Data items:
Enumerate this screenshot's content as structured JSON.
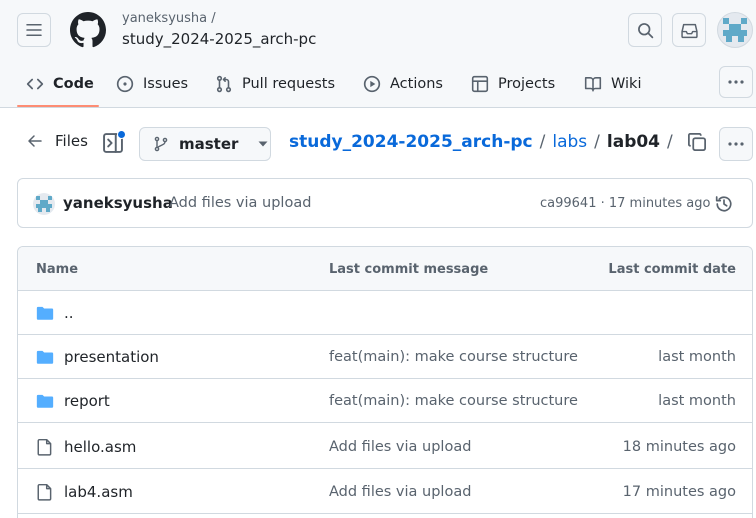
{
  "header": {
    "owner": "yaneksyusha /",
    "repo": "study_2024-2025_arch-pc",
    "menu_icon": "hamburger-icon",
    "logo_icon": "github-logo",
    "search_icon": "search-icon",
    "inbox_icon": "inbox-icon"
  },
  "nav": {
    "items": [
      {
        "label": "Code",
        "icon": "code-icon"
      },
      {
        "label": "Issues",
        "icon": "issue-opened-icon"
      },
      {
        "label": "Pull requests",
        "icon": "git-pull-request-icon"
      },
      {
        "label": "Actions",
        "icon": "play-icon"
      },
      {
        "label": "Projects",
        "icon": "table-icon"
      },
      {
        "label": "Wiki",
        "icon": "book-icon"
      }
    ],
    "active": "Code"
  },
  "path_bar": {
    "files_label": "Files",
    "branch": "master",
    "breadcrumb": {
      "repo": "study_2024-2025_arch-pc",
      "sep1": "/",
      "folder": "labs",
      "sep2": "/",
      "current": "lab04",
      "sep3": "/"
    }
  },
  "commit": {
    "author": "yaneksyusha",
    "message": "Add files via upload",
    "meta": "ca99641 · 17 minutes ago"
  },
  "table": {
    "headers": {
      "name": "Name",
      "message": "Last commit message",
      "date": "Last commit date"
    },
    "rows": [
      {
        "type": "folder",
        "name": "..",
        "message": "",
        "date": ""
      },
      {
        "type": "folder",
        "name": "presentation",
        "message": "feat(main): make course structure",
        "date": "last month"
      },
      {
        "type": "folder",
        "name": "report",
        "message": "feat(main): make course structure",
        "date": "last month"
      },
      {
        "type": "file",
        "name": "hello.asm",
        "message": "Add files via upload",
        "date": "18 minutes ago"
      },
      {
        "type": "file",
        "name": "lab4.asm",
        "message": "Add files via upload",
        "date": "17 minutes ago"
      }
    ]
  },
  "colors": {
    "link": "#0969da",
    "folder": "#54aeff",
    "active_underline": "#fd8c73",
    "muted": "#59636e",
    "border": "#d1d9e0"
  }
}
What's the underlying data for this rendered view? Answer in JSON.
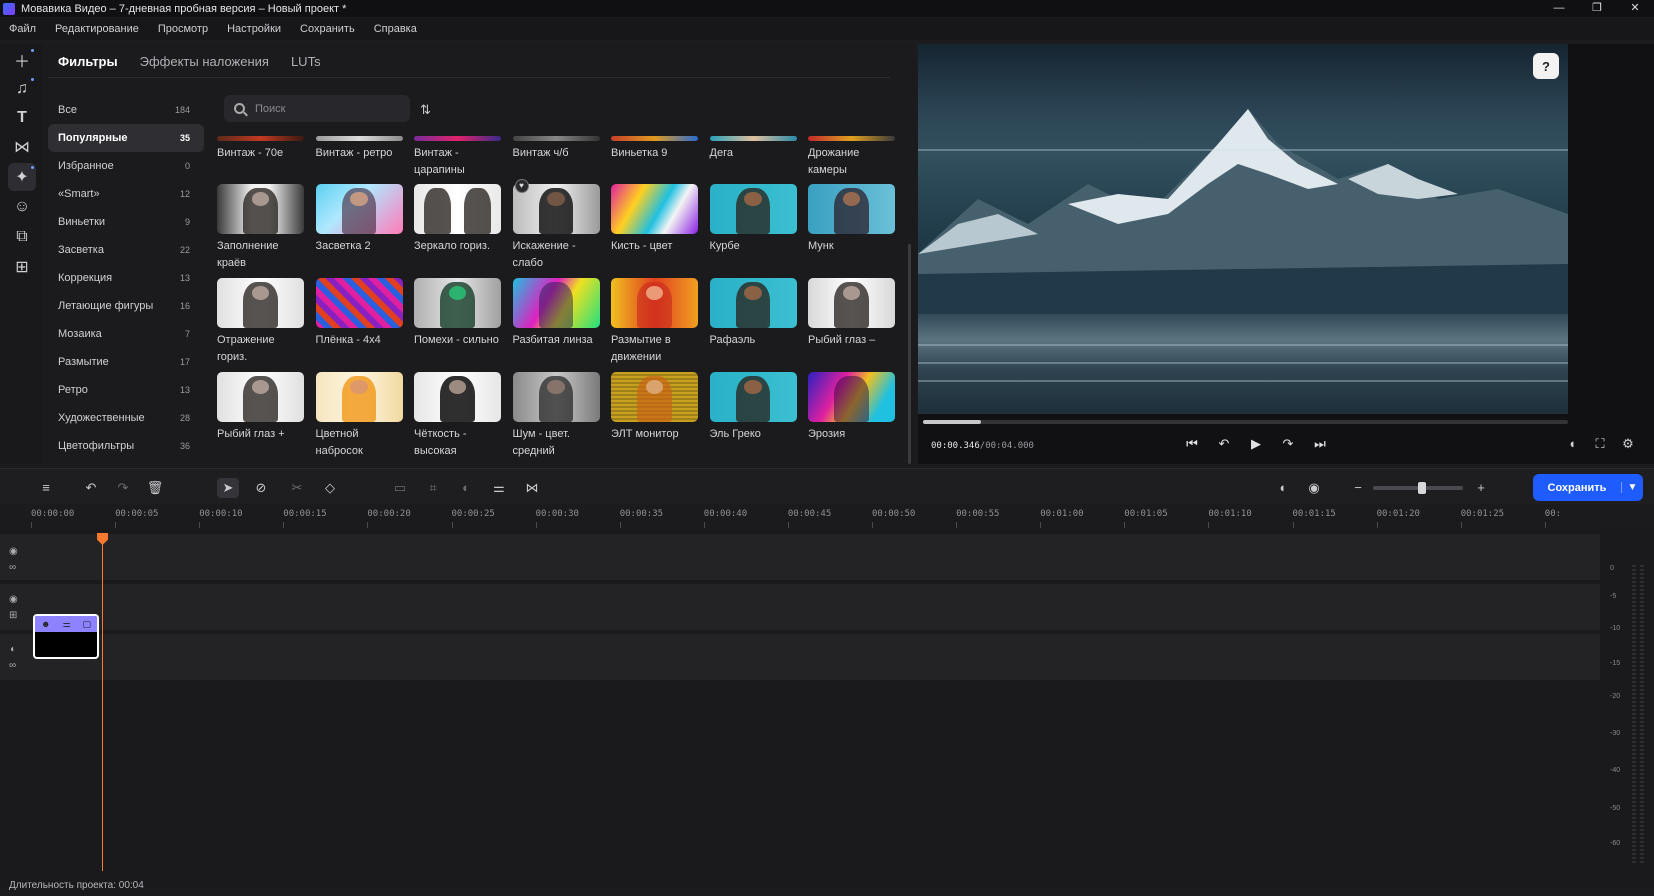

### Required task
Pull every line containing "minutes" from the material above.

### Response below
    "meta": "ca99641 · 17 minutes ago"
        "date": "18 minutes ago"
        "date": "17 minutes ago"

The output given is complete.